## Data section
┄┄┄┄┄┄

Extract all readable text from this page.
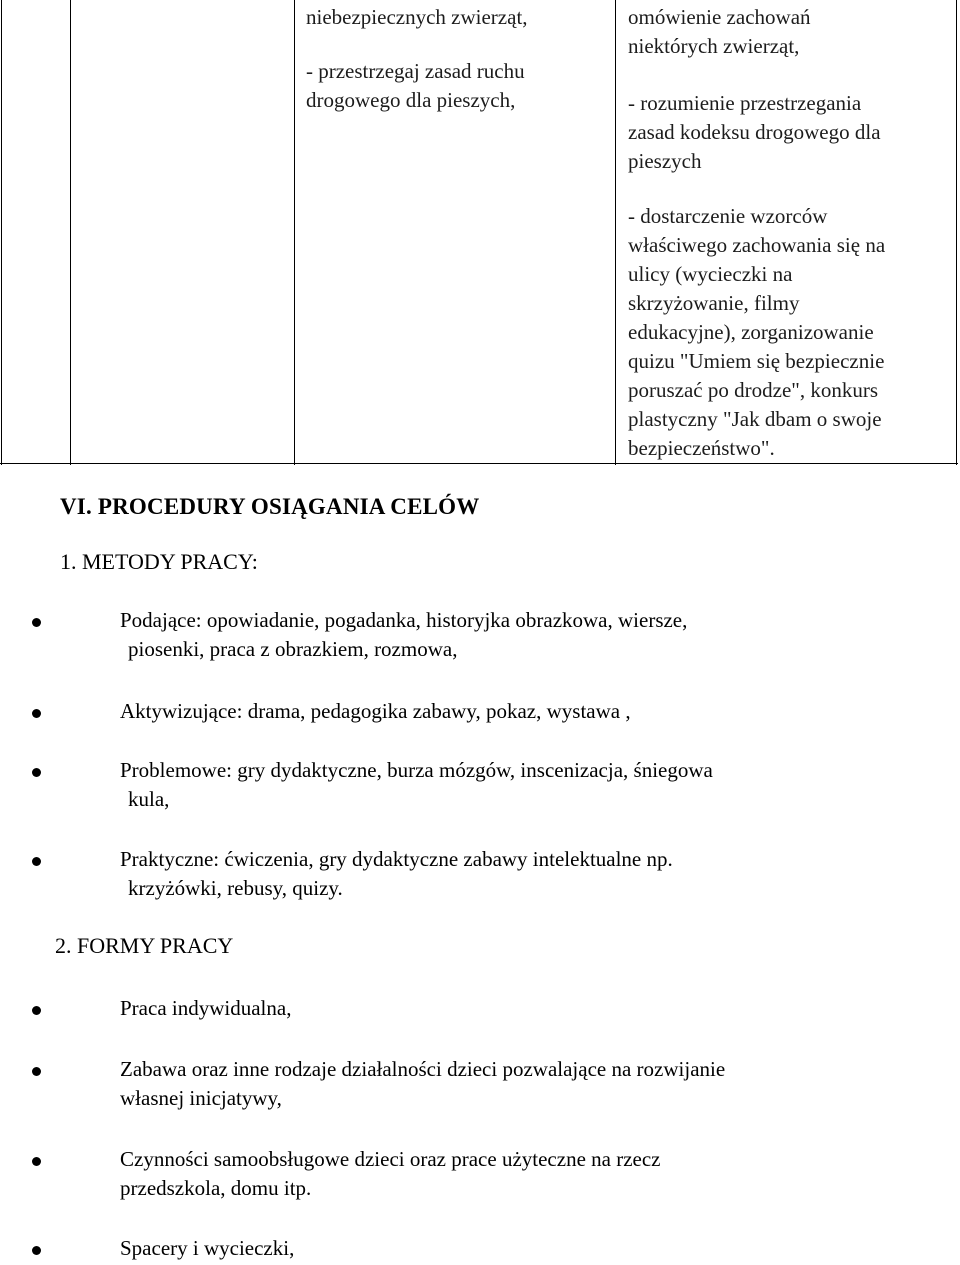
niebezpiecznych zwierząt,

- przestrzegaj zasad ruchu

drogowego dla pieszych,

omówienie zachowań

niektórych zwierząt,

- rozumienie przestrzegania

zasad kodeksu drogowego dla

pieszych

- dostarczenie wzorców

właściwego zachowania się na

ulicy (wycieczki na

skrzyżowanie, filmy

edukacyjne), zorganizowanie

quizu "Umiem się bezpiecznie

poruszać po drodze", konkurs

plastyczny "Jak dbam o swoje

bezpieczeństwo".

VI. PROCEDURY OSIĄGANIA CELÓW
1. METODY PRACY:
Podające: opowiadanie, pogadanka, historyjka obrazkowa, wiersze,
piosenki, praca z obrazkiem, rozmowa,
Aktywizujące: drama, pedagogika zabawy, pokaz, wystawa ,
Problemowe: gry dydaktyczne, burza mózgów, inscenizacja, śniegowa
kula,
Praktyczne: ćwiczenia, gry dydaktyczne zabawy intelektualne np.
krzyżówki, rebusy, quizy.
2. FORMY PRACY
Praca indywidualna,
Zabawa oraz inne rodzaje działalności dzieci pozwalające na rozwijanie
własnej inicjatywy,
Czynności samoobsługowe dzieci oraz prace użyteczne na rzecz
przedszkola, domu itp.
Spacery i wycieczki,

┄┄┄┄┄┄

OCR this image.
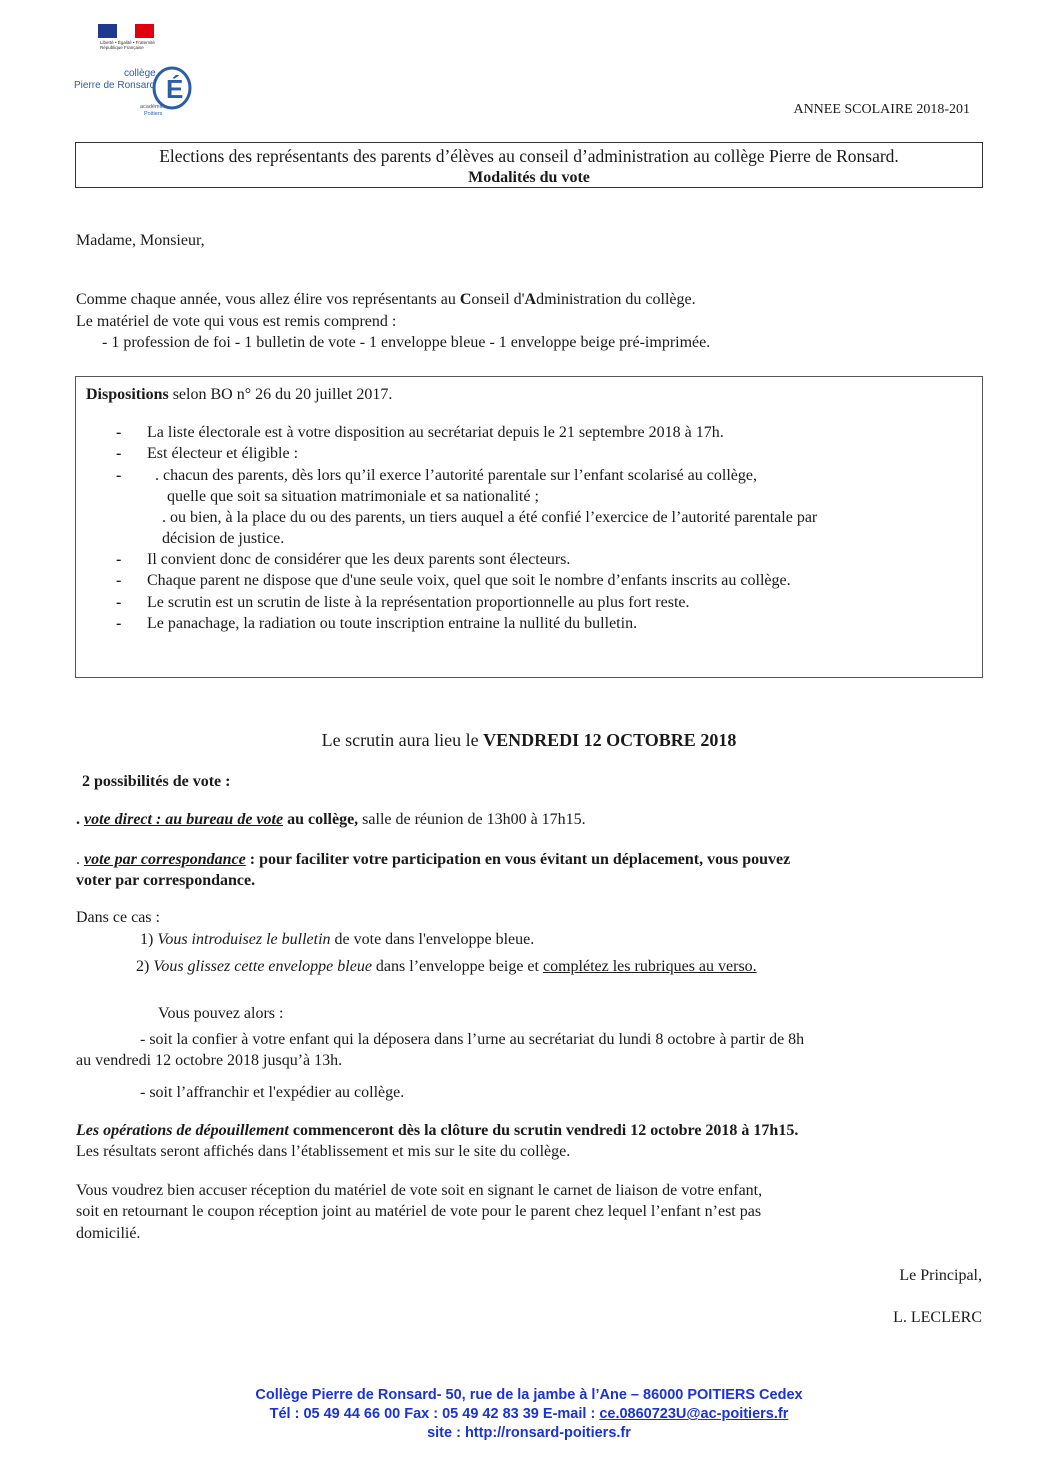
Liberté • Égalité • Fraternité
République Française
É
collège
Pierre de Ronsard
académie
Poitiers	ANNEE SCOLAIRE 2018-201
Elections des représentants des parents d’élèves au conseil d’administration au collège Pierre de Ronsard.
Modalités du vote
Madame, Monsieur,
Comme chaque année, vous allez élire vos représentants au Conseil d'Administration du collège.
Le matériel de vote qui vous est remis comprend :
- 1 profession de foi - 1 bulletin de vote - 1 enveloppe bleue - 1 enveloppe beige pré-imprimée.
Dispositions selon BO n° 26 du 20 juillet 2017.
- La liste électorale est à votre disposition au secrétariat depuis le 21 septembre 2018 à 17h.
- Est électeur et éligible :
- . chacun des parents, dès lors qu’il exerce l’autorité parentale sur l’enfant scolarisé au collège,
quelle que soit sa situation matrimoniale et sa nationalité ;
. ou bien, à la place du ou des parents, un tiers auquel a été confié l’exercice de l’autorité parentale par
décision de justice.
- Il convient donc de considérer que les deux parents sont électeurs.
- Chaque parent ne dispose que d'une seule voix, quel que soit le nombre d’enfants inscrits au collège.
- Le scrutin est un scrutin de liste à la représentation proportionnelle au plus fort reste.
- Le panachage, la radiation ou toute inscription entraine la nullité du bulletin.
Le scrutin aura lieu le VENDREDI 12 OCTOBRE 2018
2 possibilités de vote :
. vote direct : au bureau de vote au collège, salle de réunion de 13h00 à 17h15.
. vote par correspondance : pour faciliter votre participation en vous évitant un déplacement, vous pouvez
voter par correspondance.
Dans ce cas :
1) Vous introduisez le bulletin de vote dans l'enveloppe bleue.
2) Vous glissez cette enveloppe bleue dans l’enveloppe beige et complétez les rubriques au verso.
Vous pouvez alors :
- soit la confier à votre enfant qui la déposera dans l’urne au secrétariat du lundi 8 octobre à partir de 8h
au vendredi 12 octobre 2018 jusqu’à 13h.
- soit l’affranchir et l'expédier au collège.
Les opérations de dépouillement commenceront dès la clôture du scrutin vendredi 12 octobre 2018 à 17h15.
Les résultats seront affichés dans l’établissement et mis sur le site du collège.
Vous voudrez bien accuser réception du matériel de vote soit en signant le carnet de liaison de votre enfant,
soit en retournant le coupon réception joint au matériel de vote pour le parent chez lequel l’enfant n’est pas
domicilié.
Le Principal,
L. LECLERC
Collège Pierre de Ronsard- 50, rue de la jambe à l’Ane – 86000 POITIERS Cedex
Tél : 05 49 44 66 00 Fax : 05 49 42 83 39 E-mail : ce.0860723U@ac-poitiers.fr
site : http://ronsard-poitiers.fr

┄┄┄┄┄┄

Report every line containing the word "drogowego" from the listing above.

drogowego dla pieszych,
zasad kodeksu drogowego dla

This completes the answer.